───── Data for the task ─────

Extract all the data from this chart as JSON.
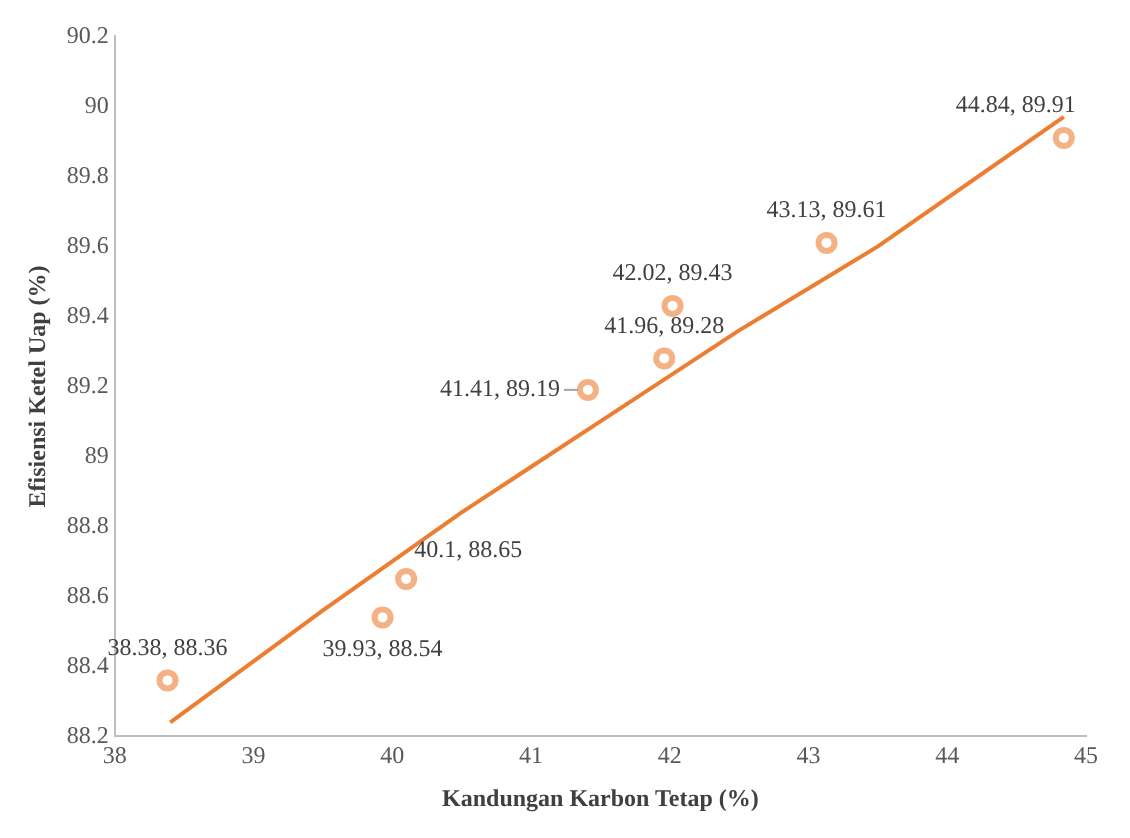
{
  "chart_data": {
    "type": "scatter",
    "xlabel": "Kandungan Karbon Tetap (%)",
    "ylabel": "Efisiensi Ketel Uap (%)",
    "series": [
      {
        "color": "#f4b183",
        "x": [
          38.38,
          39.93,
          40.1,
          41.41,
          41.96,
          42.02,
          43.13,
          44.84
        ],
        "values": [
          88.36,
          88.54,
          88.65,
          89.19,
          89.28,
          89.43,
          89.61,
          89.91
        ],
        "value_labels": [
          "38.38, 88.36",
          "39.93, 88.54",
          "40.1, 88.65",
          "41.41, 89.19",
          "41.96, 89.28",
          "42.02, 89.43",
          "43.13, 89.61",
          "44.84, 89.91"
        ]
      },
      {
        "type": "line",
        "color": "#ed7d31",
        "marker": "none",
        "x": [
          38.4,
          39.5,
          40.5,
          41.5,
          42.5,
          43.5,
          44.84
        ],
        "values": [
          88.24,
          88.56,
          88.84,
          89.1,
          89.36,
          89.6,
          89.97
        ]
      }
    ],
    "xlim": [
      38,
      45
    ],
    "xticks": [
      38,
      39,
      40,
      41,
      42,
      43,
      44,
      45
    ],
    "ylim": [
      88.2,
      90.2
    ],
    "yticks": [
      88.2,
      88.4,
      88.6,
      88.8,
      89,
      89.2,
      89.4,
      89.6,
      89.8,
      90,
      90.2
    ],
    "grid": false,
    "legend": false,
    "marker": "circle"
  }
}
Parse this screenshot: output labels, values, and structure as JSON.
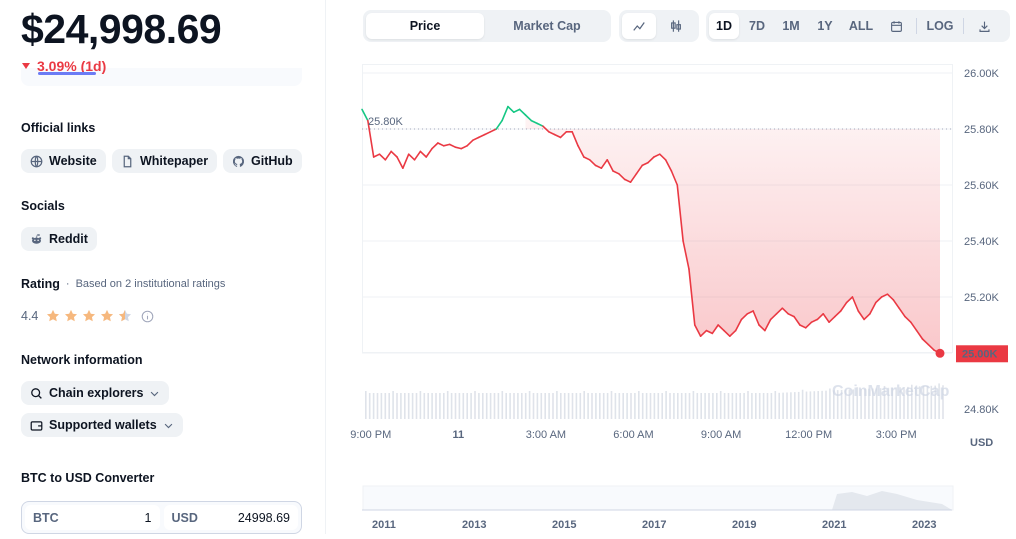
{
  "coin": {
    "price": "$24,998.69",
    "change": "3.09% (1d)"
  },
  "links": {
    "title": "Official links",
    "items": [
      {
        "label": "Website",
        "icon": "globe-icon"
      },
      {
        "label": "Whitepaper",
        "icon": "document-icon"
      },
      {
        "label": "GitHub",
        "icon": "github-icon"
      }
    ]
  },
  "socials": {
    "title": "Socials",
    "items": [
      {
        "label": "Reddit",
        "icon": "reddit-icon"
      }
    ]
  },
  "rating": {
    "title": "Rating",
    "subtitle": "Based on 2 institutional ratings",
    "value": "4.4",
    "stars": 4.4
  },
  "network": {
    "title": "Network information",
    "explorers": "Chain explorers",
    "wallets": "Supported wallets"
  },
  "converter": {
    "title": "BTC to USD Converter",
    "from_currency": "BTC",
    "from_amount": "1",
    "to_currency": "USD",
    "to_amount": "24998.69"
  },
  "chart_controls": {
    "view_tabs": [
      "Price",
      "Market Cap"
    ],
    "active_view": "Price",
    "ranges": [
      "1D",
      "7D",
      "1M",
      "1Y",
      "ALL"
    ],
    "active_range": "1D",
    "log_label": "LOG"
  },
  "colors": {
    "down": "#ea3943",
    "up": "#16c784",
    "accent": "#6b7cf5"
  },
  "chart_data": {
    "type": "line",
    "ylabel": "USD",
    "ylim": [
      24750,
      26000
    ],
    "y_ticks": [
      "26.00K",
      "25.80K",
      "25.60K",
      "25.40K",
      "25.20K",
      "25.00K",
      "24.80K"
    ],
    "y_tick_values": [
      26000,
      25800,
      25600,
      25400,
      25200,
      25000,
      24800
    ],
    "x_ticks": [
      "9:00 PM",
      "11",
      "3:00 AM",
      "6:00 AM",
      "9:00 AM",
      "12:00 PM",
      "3:00 PM"
    ],
    "x_tick_hours": [
      0,
      3,
      6,
      9,
      12,
      15,
      18
    ],
    "open_label": "25.80K",
    "open_value": 25800,
    "current_label": "25.00K",
    "watermark": "CoinMarketCap",
    "series": [
      {
        "x_hours": [
          -0.3,
          -0.1,
          0.1,
          0.3,
          0.5,
          0.7,
          0.9,
          1.1,
          1.3,
          1.5,
          1.7,
          1.9,
          2.1,
          2.3,
          2.5,
          2.7,
          2.9,
          3.1,
          3.3,
          3.5,
          3.7,
          3.9,
          4.1,
          4.3,
          4.5,
          4.7,
          4.9,
          5.1,
          5.3,
          5.5,
          5.7,
          5.9,
          6.1,
          6.3,
          6.5,
          6.7,
          6.9,
          7.1,
          7.3,
          7.5,
          7.7,
          7.9,
          8.1,
          8.3,
          8.5,
          8.7,
          8.9,
          9.1,
          9.3,
          9.5,
          9.7,
          9.9,
          10.1,
          10.3,
          10.5,
          10.7,
          10.9,
          11.1,
          11.3,
          11.5,
          11.7,
          11.9,
          12.1,
          12.3,
          12.5,
          12.7,
          12.9,
          13.1,
          13.3,
          13.5,
          13.7,
          13.9,
          14.1,
          14.3,
          14.5,
          14.7,
          14.9,
          15.1,
          15.3,
          15.5,
          15.7,
          15.9,
          16.1,
          16.3,
          16.5,
          16.7,
          16.9,
          17.1,
          17.3,
          17.5,
          17.7,
          17.9,
          18.1,
          18.3,
          18.5,
          18.7,
          18.9,
          19.1,
          19.3,
          19.5
        ],
        "values": [
          25870,
          25830,
          25700,
          25710,
          25690,
          25720,
          25700,
          25660,
          25710,
          25690,
          25720,
          25700,
          25730,
          25750,
          25740,
          25745,
          25735,
          25730,
          25740,
          25760,
          25770,
          25780,
          25790,
          25800,
          25830,
          25880,
          25860,
          25870,
          25850,
          25830,
          25820,
          25810,
          25790,
          25780,
          25770,
          25790,
          25790,
          25740,
          25700,
          25690,
          25670,
          25660,
          25690,
          25650,
          25640,
          25620,
          25610,
          25640,
          25670,
          25680,
          25700,
          25710,
          25690,
          25650,
          25600,
          25400,
          25300,
          25100,
          25060,
          25080,
          25070,
          25100,
          25080,
          25060,
          25080,
          25120,
          25140,
          25150,
          25100,
          25080,
          25120,
          25140,
          25160,
          25140,
          25130,
          25100,
          25090,
          25110,
          25120,
          25140,
          25110,
          25130,
          25150,
          25180,
          25200,
          25150,
          25120,
          25140,
          25180,
          25200,
          25210,
          25190,
          25160,
          25130,
          25110,
          25080,
          25050,
          25030,
          25010,
          24999
        ]
      }
    ]
  },
  "navigator": {
    "years": [
      "2011",
      "2013",
      "2015",
      "2017",
      "2019",
      "2021",
      "2023"
    ]
  }
}
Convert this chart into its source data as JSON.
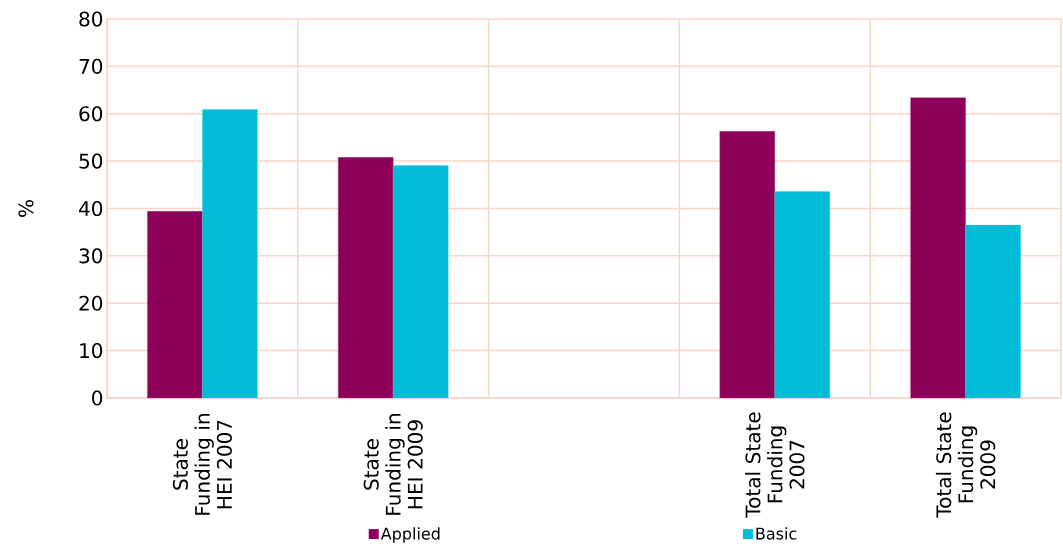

─────

§ **Exercise instructions**
In the records above, locate the lines holding the word "ylabel". Copy each of them.

§ **Final result**
    "ylabel": "Efisiensi Ketel Uap (%)",
    "ylabel": "USD",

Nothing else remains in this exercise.